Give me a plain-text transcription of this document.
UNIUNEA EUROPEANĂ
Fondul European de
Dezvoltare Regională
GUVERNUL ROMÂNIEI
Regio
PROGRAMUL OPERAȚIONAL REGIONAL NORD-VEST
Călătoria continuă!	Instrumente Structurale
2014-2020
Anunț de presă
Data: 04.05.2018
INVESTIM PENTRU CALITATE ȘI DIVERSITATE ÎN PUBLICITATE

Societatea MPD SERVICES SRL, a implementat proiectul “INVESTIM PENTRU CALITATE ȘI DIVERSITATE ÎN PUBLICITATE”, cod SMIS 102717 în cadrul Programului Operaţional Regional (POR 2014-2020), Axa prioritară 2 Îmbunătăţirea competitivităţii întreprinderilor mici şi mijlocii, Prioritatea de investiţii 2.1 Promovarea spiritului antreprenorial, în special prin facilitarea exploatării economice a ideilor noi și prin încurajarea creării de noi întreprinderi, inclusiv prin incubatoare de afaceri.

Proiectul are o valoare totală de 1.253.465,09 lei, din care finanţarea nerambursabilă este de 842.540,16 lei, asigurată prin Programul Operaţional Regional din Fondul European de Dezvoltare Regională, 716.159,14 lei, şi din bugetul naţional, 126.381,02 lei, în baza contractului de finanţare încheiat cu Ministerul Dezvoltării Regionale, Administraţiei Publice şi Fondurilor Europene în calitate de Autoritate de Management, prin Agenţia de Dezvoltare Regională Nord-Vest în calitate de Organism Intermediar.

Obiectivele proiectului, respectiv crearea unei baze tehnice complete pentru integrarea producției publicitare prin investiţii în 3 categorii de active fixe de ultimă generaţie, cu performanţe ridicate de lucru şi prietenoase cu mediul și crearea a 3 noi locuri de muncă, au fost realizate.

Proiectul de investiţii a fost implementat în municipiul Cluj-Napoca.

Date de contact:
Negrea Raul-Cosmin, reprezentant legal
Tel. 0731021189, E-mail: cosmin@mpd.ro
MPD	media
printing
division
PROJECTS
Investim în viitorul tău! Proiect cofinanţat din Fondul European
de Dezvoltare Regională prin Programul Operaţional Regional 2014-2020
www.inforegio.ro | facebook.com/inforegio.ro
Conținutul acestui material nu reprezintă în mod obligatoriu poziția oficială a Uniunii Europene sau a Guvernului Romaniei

* * *

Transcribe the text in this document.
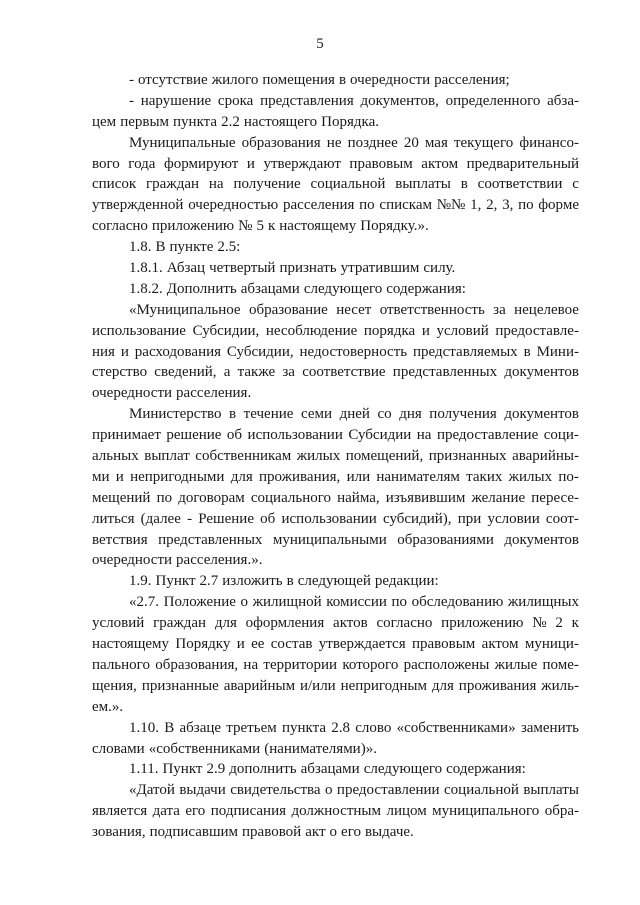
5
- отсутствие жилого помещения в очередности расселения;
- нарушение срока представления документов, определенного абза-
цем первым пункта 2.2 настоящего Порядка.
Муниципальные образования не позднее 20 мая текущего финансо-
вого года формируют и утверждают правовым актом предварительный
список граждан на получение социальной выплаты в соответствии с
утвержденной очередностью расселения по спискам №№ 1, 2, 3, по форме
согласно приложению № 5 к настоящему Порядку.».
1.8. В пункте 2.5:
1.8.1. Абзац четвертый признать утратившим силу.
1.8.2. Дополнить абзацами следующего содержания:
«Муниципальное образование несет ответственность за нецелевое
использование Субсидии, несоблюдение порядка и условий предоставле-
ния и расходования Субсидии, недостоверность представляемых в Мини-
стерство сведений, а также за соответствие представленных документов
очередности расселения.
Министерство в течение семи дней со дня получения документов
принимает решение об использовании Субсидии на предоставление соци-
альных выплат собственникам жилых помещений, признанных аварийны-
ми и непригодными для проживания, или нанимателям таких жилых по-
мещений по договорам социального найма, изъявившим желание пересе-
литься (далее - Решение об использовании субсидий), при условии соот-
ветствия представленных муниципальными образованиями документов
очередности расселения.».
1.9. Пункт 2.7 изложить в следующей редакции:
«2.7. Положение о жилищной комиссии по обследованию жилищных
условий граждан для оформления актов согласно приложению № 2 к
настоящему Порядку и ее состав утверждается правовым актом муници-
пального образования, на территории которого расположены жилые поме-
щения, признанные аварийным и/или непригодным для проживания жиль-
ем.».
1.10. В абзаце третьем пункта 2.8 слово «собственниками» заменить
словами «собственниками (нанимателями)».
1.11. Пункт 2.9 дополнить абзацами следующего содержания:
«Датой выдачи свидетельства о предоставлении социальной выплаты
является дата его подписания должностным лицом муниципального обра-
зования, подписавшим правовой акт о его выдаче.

Exercise >> Pull out each line of the listing that holds the string "очередности".

Full response >>
- отсутствие жилого помещения в очередности расселения;
очередности расселения.
очередности расселения.».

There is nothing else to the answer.